PROBLEM TO SOLVE: In the listing below, count the lines containing the string "Cornbread" and state only the number.
___ LISTED ENTRIES
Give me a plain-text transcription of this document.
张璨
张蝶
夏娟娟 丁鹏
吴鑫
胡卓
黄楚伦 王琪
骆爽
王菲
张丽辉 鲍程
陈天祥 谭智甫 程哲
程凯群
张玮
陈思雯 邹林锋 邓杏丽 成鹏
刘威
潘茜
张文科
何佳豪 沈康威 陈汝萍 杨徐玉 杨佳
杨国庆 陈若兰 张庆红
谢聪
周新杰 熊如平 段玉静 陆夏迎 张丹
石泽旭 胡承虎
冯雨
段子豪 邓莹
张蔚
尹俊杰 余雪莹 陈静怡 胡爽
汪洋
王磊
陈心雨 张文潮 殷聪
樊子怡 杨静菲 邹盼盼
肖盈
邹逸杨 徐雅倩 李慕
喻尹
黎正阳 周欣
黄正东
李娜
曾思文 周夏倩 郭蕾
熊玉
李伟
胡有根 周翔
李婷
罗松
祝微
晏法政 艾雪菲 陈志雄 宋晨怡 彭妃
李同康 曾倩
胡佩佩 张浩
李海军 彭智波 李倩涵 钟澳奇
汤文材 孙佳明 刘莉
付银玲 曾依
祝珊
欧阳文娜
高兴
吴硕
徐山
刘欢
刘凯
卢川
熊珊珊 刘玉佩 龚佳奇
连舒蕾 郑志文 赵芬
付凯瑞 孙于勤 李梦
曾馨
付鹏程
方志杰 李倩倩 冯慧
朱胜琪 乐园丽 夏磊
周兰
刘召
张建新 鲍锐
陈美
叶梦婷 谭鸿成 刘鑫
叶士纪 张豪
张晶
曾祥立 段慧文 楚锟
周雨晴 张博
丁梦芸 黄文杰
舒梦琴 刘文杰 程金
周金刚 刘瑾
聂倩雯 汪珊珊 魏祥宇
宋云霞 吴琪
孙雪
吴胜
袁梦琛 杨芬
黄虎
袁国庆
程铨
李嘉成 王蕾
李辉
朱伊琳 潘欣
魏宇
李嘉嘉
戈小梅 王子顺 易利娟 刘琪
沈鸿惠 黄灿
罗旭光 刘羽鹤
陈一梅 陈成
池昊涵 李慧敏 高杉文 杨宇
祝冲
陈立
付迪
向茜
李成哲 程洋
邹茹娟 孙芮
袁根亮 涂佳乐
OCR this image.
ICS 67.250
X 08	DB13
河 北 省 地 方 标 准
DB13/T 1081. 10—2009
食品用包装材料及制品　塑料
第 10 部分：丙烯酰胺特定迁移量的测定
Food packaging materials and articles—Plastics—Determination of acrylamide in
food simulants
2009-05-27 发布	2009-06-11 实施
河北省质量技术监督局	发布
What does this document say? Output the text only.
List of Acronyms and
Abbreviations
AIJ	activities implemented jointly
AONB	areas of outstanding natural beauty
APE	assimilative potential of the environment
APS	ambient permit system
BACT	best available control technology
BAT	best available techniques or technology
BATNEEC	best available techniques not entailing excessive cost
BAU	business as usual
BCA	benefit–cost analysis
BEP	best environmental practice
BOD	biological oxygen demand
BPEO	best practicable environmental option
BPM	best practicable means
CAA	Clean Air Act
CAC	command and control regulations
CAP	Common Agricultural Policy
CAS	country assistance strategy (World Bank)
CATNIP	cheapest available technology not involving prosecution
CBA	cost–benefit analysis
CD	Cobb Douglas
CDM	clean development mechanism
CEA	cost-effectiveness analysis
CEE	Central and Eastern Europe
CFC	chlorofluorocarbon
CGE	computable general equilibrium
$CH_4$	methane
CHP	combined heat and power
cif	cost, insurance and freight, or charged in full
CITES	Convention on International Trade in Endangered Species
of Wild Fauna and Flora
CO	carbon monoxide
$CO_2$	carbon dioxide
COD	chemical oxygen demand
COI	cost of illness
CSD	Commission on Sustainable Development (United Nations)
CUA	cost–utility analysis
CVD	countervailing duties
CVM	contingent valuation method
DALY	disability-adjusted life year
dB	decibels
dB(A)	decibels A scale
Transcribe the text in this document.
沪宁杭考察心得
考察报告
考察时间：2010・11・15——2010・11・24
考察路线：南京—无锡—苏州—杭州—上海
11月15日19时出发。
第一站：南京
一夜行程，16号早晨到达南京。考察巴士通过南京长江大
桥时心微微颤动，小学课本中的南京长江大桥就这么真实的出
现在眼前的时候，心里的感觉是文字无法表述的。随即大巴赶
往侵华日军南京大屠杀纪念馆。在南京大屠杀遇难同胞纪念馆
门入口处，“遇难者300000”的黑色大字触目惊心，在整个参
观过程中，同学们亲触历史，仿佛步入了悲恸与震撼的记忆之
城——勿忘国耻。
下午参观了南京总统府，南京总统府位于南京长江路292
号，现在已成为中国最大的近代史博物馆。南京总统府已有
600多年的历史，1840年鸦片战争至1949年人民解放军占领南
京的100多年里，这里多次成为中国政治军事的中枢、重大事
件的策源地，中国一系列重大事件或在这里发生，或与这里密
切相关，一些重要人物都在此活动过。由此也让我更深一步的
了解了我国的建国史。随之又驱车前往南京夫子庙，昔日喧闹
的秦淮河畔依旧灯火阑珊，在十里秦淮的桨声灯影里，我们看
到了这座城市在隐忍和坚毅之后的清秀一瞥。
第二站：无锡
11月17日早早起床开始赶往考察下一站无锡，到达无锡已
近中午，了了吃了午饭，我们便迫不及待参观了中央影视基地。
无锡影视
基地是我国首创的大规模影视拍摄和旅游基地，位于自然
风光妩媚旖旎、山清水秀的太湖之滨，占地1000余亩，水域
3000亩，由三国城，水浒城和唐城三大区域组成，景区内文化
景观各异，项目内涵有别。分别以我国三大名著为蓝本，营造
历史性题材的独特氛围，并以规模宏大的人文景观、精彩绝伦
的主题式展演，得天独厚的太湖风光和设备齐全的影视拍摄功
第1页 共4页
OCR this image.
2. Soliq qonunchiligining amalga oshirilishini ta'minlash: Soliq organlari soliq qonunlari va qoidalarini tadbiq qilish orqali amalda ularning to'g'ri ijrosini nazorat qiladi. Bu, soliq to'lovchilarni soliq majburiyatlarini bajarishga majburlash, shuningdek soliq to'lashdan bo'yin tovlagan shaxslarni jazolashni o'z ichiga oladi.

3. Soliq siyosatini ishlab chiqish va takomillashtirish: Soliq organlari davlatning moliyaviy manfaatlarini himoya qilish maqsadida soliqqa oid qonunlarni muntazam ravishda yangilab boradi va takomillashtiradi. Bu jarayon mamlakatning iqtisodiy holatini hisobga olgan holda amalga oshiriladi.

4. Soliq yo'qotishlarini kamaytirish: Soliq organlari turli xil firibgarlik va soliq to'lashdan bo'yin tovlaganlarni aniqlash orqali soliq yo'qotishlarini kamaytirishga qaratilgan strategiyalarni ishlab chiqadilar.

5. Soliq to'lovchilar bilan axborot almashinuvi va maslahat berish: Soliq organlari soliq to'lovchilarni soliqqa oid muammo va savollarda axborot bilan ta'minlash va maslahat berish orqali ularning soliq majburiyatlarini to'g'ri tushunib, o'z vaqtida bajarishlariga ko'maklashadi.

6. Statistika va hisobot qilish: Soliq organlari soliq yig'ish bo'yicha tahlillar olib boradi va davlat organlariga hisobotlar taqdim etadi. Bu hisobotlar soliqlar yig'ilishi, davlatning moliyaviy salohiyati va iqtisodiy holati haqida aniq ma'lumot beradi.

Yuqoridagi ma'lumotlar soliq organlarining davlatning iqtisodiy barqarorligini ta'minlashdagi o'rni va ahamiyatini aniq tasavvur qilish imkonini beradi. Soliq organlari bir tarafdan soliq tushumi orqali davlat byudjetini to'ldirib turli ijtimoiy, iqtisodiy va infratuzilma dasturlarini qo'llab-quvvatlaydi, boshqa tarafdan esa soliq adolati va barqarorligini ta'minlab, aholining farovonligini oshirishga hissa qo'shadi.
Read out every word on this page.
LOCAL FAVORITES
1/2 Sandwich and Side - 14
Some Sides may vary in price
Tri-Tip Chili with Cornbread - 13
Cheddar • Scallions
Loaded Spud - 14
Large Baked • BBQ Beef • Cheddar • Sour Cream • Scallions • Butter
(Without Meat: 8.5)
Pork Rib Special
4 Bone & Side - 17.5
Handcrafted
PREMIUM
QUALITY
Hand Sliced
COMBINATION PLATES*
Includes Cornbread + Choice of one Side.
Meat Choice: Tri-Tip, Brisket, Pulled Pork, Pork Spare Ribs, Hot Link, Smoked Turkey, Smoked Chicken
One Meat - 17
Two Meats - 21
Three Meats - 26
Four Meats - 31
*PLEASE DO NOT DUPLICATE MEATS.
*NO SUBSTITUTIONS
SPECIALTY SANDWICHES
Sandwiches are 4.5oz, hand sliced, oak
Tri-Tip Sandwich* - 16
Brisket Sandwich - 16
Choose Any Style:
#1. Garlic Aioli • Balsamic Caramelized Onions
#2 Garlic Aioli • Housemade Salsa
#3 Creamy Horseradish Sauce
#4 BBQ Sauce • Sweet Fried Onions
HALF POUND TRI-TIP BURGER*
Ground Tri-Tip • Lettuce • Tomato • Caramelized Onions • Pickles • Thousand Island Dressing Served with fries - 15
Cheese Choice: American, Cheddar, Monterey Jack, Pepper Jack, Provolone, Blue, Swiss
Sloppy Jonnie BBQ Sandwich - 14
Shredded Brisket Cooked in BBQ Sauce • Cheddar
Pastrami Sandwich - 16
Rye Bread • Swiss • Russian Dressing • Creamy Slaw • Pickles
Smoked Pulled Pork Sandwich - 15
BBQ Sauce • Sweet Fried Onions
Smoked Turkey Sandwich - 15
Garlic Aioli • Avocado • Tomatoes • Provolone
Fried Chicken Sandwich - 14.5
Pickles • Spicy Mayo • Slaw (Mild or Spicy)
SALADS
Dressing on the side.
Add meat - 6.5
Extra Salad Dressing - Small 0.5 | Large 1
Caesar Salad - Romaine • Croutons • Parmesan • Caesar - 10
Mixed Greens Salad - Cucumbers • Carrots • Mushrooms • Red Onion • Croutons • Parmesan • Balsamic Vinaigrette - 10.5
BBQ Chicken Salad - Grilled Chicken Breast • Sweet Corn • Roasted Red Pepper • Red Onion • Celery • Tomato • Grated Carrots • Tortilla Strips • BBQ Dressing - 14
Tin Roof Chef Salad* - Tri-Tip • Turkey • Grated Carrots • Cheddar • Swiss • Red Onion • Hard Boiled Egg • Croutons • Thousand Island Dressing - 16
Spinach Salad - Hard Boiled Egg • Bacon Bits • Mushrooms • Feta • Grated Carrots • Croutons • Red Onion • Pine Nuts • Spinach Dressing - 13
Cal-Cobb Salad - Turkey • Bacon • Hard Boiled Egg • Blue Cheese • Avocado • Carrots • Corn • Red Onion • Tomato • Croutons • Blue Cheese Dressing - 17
______
WRITTEN ANSWER: 2